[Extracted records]
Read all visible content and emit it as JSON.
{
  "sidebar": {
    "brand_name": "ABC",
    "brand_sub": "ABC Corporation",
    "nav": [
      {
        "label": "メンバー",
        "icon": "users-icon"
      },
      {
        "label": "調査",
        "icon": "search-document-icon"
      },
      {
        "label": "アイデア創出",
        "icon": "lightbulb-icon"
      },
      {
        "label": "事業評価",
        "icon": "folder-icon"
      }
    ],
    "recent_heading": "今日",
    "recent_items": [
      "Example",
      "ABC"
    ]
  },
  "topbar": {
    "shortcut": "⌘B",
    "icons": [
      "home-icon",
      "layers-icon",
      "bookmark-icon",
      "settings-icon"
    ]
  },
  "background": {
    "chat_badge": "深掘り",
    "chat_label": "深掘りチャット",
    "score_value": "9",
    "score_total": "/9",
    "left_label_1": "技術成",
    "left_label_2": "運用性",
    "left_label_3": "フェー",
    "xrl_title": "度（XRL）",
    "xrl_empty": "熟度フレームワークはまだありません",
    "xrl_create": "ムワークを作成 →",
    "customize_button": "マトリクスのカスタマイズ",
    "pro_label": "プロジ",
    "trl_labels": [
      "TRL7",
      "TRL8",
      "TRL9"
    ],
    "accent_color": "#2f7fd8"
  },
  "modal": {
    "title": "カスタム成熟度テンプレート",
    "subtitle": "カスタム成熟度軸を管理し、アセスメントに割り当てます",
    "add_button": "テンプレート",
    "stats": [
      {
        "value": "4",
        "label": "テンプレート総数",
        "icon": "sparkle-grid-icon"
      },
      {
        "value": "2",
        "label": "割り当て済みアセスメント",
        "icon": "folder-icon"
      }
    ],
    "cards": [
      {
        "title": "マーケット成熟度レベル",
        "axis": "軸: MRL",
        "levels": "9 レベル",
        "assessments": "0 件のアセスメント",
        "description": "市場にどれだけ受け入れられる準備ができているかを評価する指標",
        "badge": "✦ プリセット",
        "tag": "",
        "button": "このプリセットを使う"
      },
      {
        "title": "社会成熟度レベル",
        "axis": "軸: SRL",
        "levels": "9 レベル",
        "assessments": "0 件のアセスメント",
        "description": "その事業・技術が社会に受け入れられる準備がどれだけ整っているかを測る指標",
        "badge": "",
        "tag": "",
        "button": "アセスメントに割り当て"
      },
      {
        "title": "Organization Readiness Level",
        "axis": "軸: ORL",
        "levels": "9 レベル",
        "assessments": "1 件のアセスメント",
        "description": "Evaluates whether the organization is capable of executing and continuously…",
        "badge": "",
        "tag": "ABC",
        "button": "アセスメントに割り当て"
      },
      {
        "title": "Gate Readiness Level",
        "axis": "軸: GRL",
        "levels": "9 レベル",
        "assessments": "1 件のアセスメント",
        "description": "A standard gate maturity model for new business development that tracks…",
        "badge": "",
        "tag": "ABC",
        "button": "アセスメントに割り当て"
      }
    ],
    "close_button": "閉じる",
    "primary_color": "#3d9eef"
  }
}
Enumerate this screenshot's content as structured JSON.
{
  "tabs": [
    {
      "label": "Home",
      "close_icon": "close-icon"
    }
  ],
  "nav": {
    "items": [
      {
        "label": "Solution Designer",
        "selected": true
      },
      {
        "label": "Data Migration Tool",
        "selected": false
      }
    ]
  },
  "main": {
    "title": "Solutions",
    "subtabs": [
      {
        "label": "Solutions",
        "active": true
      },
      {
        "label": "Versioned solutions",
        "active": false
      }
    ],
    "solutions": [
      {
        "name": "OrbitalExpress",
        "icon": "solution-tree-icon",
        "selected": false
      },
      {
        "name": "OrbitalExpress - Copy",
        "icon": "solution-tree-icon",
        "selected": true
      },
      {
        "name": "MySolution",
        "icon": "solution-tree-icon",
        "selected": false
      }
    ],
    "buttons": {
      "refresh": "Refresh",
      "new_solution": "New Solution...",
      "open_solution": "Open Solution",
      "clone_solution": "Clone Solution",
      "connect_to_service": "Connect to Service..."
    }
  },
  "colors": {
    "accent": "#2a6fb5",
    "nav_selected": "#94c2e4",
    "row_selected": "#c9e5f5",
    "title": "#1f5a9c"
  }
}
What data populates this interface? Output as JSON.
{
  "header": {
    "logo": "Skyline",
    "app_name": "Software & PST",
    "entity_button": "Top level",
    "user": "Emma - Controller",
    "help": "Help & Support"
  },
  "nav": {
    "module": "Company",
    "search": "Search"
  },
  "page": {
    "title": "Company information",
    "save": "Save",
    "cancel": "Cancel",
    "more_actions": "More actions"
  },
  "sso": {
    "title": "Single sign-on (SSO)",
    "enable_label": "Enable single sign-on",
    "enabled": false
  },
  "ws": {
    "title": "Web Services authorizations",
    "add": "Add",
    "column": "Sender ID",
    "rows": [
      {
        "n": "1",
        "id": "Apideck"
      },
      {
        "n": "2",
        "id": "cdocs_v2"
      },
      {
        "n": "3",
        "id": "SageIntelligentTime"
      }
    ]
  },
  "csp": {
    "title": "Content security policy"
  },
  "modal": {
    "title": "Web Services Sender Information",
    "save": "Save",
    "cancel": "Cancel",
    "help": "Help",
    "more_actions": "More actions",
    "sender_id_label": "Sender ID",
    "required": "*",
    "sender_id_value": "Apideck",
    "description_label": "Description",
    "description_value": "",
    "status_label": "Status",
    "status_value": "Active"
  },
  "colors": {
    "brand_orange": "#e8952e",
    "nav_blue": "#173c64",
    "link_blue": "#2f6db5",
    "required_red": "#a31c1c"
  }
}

To be done:
Reproduce the full set of records precisely.

Worked solution:
Read all visible content and emit it as JSON.
{
  "sidebar": {
    "brand_name": "ABC",
    "brand_sub": "ABC Corporation",
    "nav": [
      {
        "label": "メンバー",
        "icon": "users-icon"
      },
      {
        "label": "調査",
        "icon": "search-document-icon"
      },
      {
        "label": "アイデア創出",
        "icon": "lightbulb-icon"
      },
      {
        "label": "事業評価",
        "icon": "folder-icon"
      }
    ],
    "recent_heading": "今日",
    "recent_items": [
      "Example",
      "ABC"
    ]
  },
  "topbar": {
    "shortcut": "⌘B",
    "icons": [
      "home-icon",
      "layers-icon",
      "bookmark-icon",
      "settings-icon"
    ]
  },
  "background": {
    "chat_badge": "深掘り",
    "chat_label": "深掘りチャット",
    "score_value": "9",
    "score_total": "/9",
    "left_label_1": "技術成",
    "left_label_2": "運用性",
    "left_label_3": "フェー",
    "xrl_title": "度（XRL）",
    "xrl_empty": "熟度フレームワークはまだありません",
    "xrl_create": "ムワークを作成 →",
    "customize_button": "マトリクスのカスタマイズ",
    "pro_label": "プロジ",
    "trl_labels": [
      "TRL7",
      "TRL8",
      "TRL9"
    ],
    "accent_color": "#2f7fd8"
  },
  "modal": {
    "title": "カスタム成熟度テンプレート",
    "subtitle": "カスタム成熟度軸を管理し、アセスメントに割り当てます",
    "add_button": "テンプレート",
    "stats": [
      {
        "value": "4",
        "label": "テンプレート総数",
        "icon": "sparkle-grid-icon"
      },
      {
        "value": "2",
        "label": "割り当て済みアセスメント",
        "icon": "folder-icon"
      }
    ],
    "cards": [
      {
        "title": "マーケット成熟度レベル",
        "axis": "軸: MRL",
        "levels": "9 レベル",
        "assessments": "0 件のアセスメント",
        "description": "市場にどれだけ受け入れられる準備ができているかを評価する指標",
        "badge": "✦ プリセット",
        "tag": "",
        "button": "このプリセットを使う"
      },
      {
        "title": "社会成熟度レベル",
        "axis": "軸: SRL",
        "levels": "9 レベル",
        "assessments": "0 件のアセスメント",
        "description": "その事業・技術が社会に受け入れられる準備がどれだけ整っているかを測る指標",
        "badge": "",
        "tag": "",
        "button": "アセスメントに割り当て"
      },
      {
        "title": "Organization Readiness Level",
        "axis": "軸: ORL",
        "levels": "9 レベル",
        "assessments": "1 件のアセスメント",
        "description": "Evaluates whether the organization is capable of executing and continuously…",
        "badge": "",
        "tag": "ABC",
        "button": "アセスメントに割り当て"
      },
      {
        "title": "Gate Readiness Level",
        "axis": "軸: GRL",
        "levels": "9 レベル",
        "assessments": "1 件のアセスメント",
        "description": "A standard gate maturity model for new business development that tracks…",
        "badge": "",
        "tag": "ABC",
        "button": "アセスメントに割り当て"
      }
    ],
    "close_button": "閉じる",
    "primary_color": "#3d9eef"
  }
}
Enumerate this screenshot's content as structured JSON.
{
  "tabs": [
    {
      "label": "Home",
      "close_icon": "close-icon"
    }
  ],
  "nav": {
    "items": [
      {
        "label": "Solution Designer",
        "selected": true
      },
      {
        "label": "Data Migration Tool",
        "selected": false
      }
    ]
  },
  "main": {
    "title": "Solutions",
    "subtabs": [
      {
        "label": "Solutions",
        "active": true
      },
      {
        "label": "Versioned solutions",
        "active": false
      }
    ],
    "solutions": [
      {
        "name": "OrbitalExpress",
        "icon": "solution-tree-icon",
        "selected": false
      },
      {
        "name": "OrbitalExpress - Copy",
        "icon": "solution-tree-icon",
        "selected": true
      },
      {
        "name": "MySolution",
        "icon": "solution-tree-icon",
        "selected": false
      }
    ],
    "buttons": {
      "refresh": "Refresh",
      "new_solution": "New Solution...",
      "open_solution": "Open Solution",
      "clone_solution": "Clone Solution",
      "connect_to_service": "Connect to Service..."
    }
  },
  "colors": {
    "accent": "#2a6fb5",
    "nav_selected": "#94c2e4",
    "row_selected": "#c9e5f5",
    "title": "#1f5a9c"
  }
}
What data populates this interface? Output as JSON.
{
  "header": {
    "logo": "Skyline",
    "app_name": "Software & PST",
    "entity_button": "Top level",
    "user": "Emma - Controller",
    "help": "Help & Support"
  },
  "nav": {
    "module": "Company",
    "search": "Search"
  },
  "page": {
    "title": "Company information",
    "save": "Save",
    "cancel": "Cancel",
    "more_actions": "More actions"
  },
  "sso": {
    "title": "Single sign-on (SSO)",
    "enable_label": "Enable single sign-on",
    "enabled": false
  },
  "ws": {
    "title": "Web Services authorizations",
    "add": "Add",
    "column": "Sender ID",
    "rows": [
      {
        "n": "1",
        "id": "Apideck"
      },
      {
        "n": "2",
        "id": "cdocs_v2"
      },
      {
        "n": "3",
        "id": "SageIntelligentTime"
      }
    ]
  },
  "csp": {
    "title": "Content security policy"
  },
  "modal": {
    "title": "Web Services Sender Information",
    "save": "Save",
    "cancel": "Cancel",
    "help": "Help",
    "more_actions": "More actions",
    "sender_id_label": "Sender ID",
    "required": "*",
    "sender_id_value": "Apideck",
    "description_label": "Description",
    "description_value": "",
    "status_label": "Status",
    "status_value": "Active"
  },
  "colors": {
    "brand_orange": "#e8952e",
    "nav_blue": "#173c64",
    "link_blue": "#2f6db5",
    "required_red": "#a31c1c"
  }
}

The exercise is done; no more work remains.